* WHAT YOU WILL DO
Copy out the data exactly, leaving the pictures behind.

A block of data
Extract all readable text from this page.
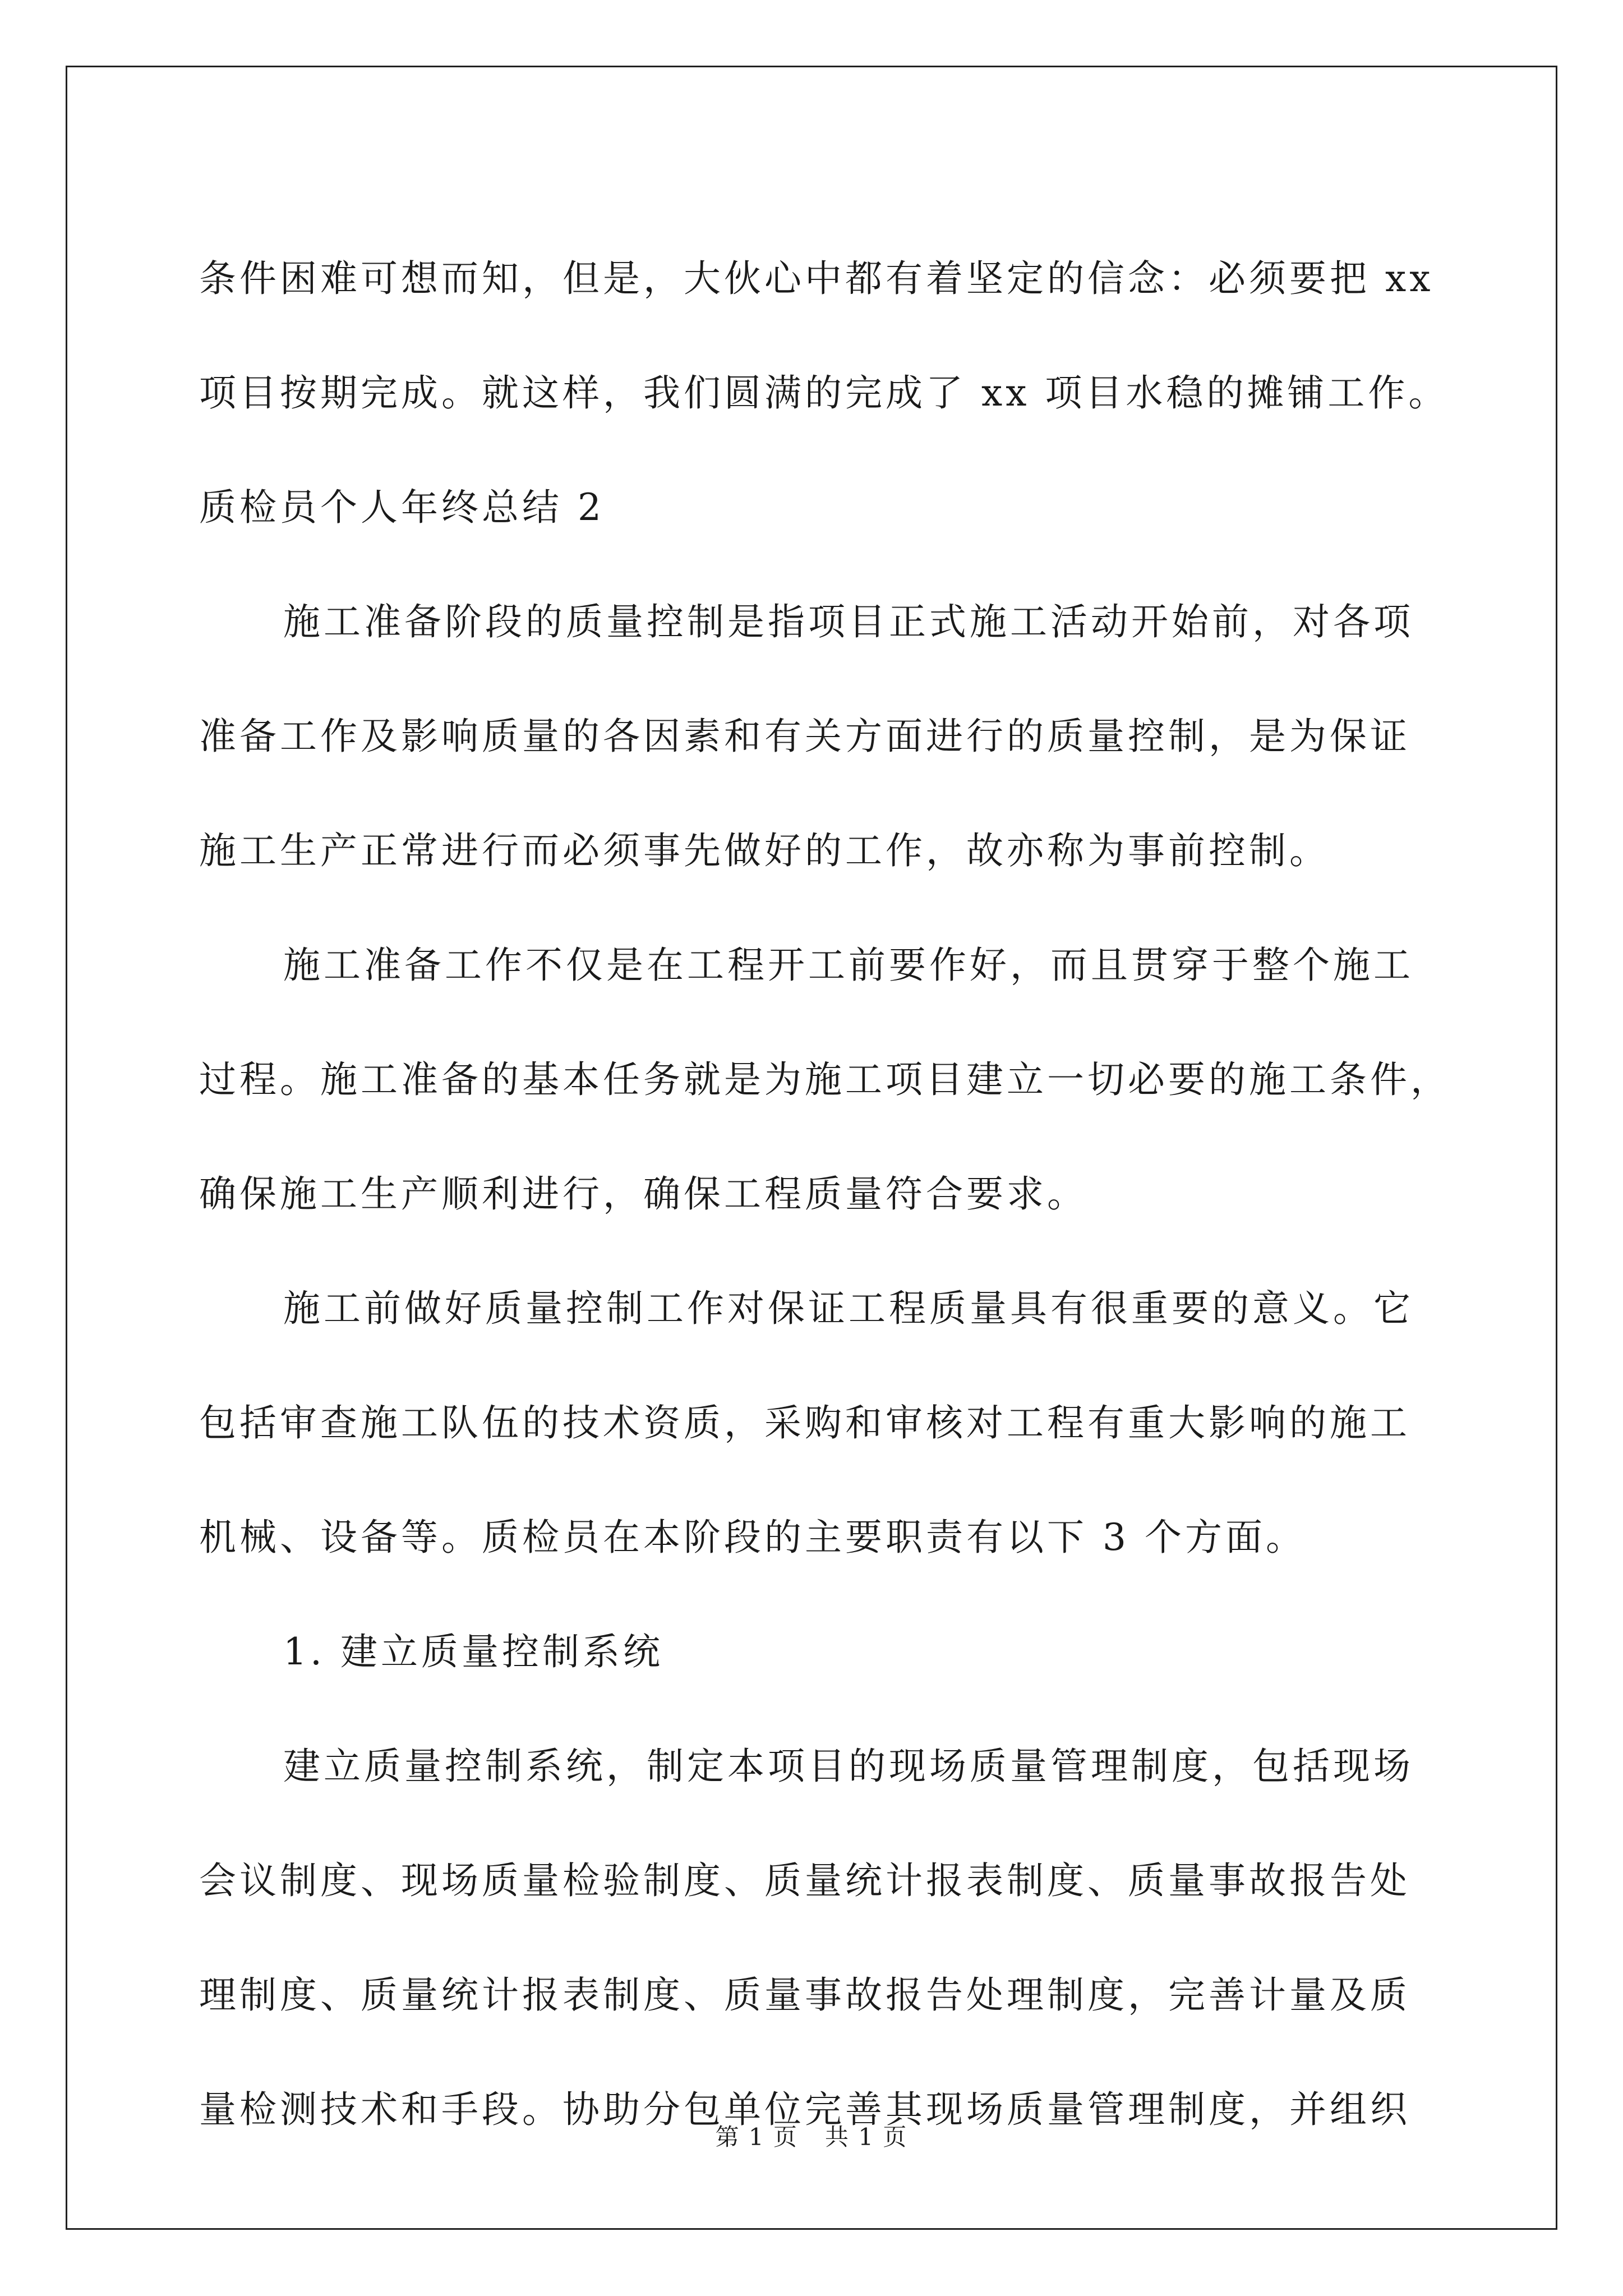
条件困难可想而知，但是，大伙心中都有着坚定的信念：必须要把 xx
项目按期完成。就这样，我们圆满的完成了 xx 项目水稳的摊铺工作。
质检员个人年终总结 2
施工准备阶段的质量控制是指项目正式施工活动开始前，对各项
准备工作及影响质量的各因素和有关方面进行的质量控制，是为保证
施工生产正常进行而必须事先做好的工作，故亦称为事前控制。
施工准备工作不仅是在工程开工前要作好，而且贯穿于整个施工
过程。施工准备的基本任务就是为施工项目建立一切必要的施工条件，
确保施工生产顺利进行，确保工程质量符合要求。
施工前做好质量控制工作对保证工程质量具有很重要的意义。它
包括审查施工队伍的技术资质，采购和审核对工程有重大影响的施工
机械、设备等。质检员在本阶段的主要职责有以下 3 个方面。
1. 建立质量控制系统
建立质量控制系统，制定本项目的现场质量管理制度，包括现场
会议制度、现场质量检验制度、质量统计报表制度、质量事故报告处
理制度、质量统计报表制度、质量事故报告处理制度，完善计量及质
量检测技术和手段。协助分包单位完善其现场质量管理制度，并组织
第 1 页 共 1 页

* REPLY TO THE EXERCISE
Extract all readable text from this page.
条件困难可想而知，但是，大伙心中都有着坚定的信念：必须要把 xx
项目按期完成。就这样，我们圆满的完成了 xx 项目水稳的摊铺工作。
质检员个人年终总结 2
施工准备阶段的质量控制是指项目正式施工活动开始前，对各项
准备工作及影响质量的各因素和有关方面进行的质量控制，是为保证
施工生产正常进行而必须事先做好的工作，故亦称为事前控制。
施工准备工作不仅是在工程开工前要作好，而且贯穿于整个施工
过程。施工准备的基本任务就是为施工项目建立一切必要的施工条件，
确保施工生产顺利进行，确保工程质量符合要求。
施工前做好质量控制工作对保证工程质量具有很重要的意义。它
包括审查施工队伍的技术资质，采购和审核对工程有重大影响的施工
机械、设备等。质检员在本阶段的主要职责有以下 3 个方面。
1. 建立质量控制系统
建立质量控制系统，制定本项目的现场质量管理制度，包括现场
会议制度、现场质量检验制度、质量统计报表制度、质量事故报告处
理制度、质量统计报表制度、质量事故报告处理制度，完善计量及质
量检测技术和手段。协助分包单位完善其现场质量管理制度，并组织
第 1 页 共 1 页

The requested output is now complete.